*BRIEF*
Pick out the lines below that contain the string "ArrayList" and copy them all.

# # #

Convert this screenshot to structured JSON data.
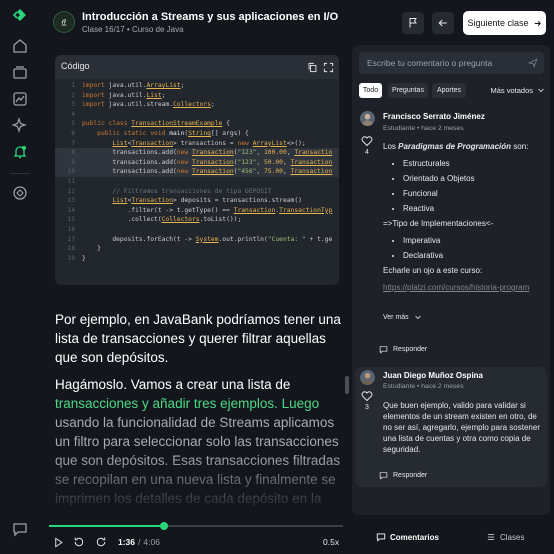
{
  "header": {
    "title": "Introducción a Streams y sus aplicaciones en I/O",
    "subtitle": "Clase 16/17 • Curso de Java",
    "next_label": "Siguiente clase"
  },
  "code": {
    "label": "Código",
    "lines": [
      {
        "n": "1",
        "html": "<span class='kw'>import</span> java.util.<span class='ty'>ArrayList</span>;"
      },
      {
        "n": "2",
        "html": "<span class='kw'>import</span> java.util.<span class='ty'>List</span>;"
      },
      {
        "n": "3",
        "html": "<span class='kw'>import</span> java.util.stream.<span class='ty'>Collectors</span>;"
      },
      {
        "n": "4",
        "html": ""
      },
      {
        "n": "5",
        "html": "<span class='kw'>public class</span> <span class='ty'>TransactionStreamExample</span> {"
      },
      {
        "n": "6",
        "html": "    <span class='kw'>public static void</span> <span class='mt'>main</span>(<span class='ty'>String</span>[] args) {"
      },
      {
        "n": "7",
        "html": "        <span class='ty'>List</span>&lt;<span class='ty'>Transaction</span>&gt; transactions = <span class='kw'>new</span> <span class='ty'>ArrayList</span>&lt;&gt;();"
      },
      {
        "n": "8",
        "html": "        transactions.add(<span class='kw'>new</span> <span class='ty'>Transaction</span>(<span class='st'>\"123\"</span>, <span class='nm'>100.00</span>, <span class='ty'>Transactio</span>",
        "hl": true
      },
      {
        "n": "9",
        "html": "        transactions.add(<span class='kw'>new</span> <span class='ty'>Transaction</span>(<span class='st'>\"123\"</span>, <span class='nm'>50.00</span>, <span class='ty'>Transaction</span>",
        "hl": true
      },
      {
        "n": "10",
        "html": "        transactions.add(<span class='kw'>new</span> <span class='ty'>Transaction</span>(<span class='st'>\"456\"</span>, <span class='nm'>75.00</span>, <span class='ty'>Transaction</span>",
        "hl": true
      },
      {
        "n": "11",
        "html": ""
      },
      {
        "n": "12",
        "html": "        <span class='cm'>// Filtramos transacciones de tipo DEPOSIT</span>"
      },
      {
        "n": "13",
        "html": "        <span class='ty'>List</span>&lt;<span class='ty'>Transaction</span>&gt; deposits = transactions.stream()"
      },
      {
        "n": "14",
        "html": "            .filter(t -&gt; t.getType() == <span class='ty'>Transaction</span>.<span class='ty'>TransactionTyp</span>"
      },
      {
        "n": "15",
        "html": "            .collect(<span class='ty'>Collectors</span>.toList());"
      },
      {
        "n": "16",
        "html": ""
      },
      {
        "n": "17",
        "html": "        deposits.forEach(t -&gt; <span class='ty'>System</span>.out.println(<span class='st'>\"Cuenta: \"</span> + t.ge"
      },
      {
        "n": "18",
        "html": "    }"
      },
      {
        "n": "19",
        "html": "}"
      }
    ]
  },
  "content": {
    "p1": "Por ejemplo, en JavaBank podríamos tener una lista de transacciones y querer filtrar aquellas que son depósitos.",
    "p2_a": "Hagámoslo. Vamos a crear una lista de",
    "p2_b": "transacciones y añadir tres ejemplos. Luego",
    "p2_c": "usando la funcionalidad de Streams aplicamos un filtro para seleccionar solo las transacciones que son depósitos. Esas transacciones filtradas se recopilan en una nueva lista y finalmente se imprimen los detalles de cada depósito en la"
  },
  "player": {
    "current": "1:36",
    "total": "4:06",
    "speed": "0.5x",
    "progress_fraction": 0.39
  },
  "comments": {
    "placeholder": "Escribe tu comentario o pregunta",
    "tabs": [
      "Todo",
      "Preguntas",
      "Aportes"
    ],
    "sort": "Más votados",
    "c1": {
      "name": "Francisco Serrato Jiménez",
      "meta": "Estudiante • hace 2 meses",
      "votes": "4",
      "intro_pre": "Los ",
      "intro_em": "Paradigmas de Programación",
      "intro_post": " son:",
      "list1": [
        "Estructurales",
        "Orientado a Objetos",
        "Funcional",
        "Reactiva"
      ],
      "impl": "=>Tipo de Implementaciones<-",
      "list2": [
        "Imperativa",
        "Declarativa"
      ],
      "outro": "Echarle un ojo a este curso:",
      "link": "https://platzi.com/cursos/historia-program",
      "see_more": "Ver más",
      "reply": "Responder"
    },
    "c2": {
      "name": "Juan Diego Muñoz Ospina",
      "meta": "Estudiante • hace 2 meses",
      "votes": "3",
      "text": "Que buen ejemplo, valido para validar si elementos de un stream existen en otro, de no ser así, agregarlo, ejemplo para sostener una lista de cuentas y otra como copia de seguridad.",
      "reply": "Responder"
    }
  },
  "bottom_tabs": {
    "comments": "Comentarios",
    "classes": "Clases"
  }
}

# # #

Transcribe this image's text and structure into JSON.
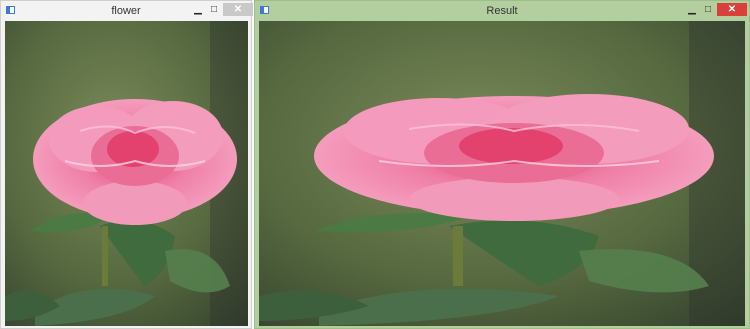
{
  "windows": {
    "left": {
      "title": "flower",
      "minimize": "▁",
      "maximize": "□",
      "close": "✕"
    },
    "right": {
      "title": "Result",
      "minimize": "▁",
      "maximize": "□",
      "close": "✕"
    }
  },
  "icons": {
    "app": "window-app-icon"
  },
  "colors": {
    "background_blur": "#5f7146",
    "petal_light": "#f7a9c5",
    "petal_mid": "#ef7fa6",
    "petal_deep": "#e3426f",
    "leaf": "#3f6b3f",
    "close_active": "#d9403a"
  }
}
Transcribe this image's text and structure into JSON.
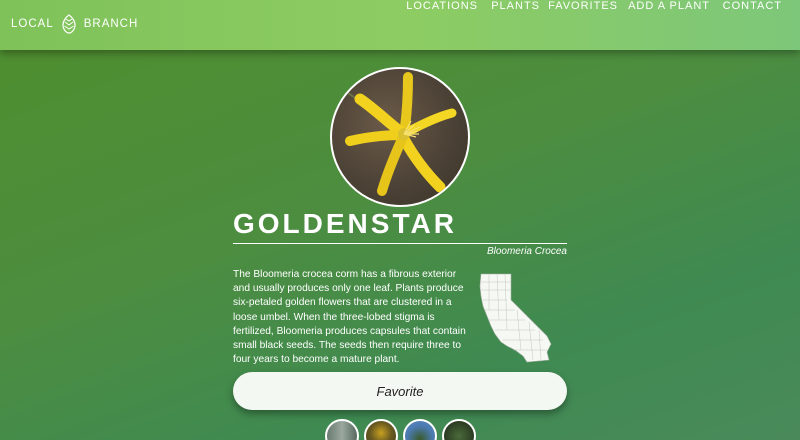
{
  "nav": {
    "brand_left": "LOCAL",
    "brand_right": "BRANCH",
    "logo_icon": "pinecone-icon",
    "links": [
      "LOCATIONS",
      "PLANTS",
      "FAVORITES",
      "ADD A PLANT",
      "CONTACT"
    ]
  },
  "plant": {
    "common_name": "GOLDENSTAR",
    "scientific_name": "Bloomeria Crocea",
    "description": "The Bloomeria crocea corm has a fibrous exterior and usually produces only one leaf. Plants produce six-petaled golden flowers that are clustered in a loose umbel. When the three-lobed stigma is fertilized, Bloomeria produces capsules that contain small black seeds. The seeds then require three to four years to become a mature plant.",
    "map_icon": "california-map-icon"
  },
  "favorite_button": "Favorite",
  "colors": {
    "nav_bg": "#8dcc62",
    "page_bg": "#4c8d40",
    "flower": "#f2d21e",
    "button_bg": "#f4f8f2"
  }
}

# # #

*SOLUTION*
        "html": "<span class='kw'>import</span> java.util.<span class='ty'>ArrayList</span>;"
        "html": "        <span class='ty'>List</span>&lt;<span class='ty'>Transaction</span>&gt; transactions = <span class='kw'>new</span> <span class='ty'>ArrayList</span>&lt;&gt;();"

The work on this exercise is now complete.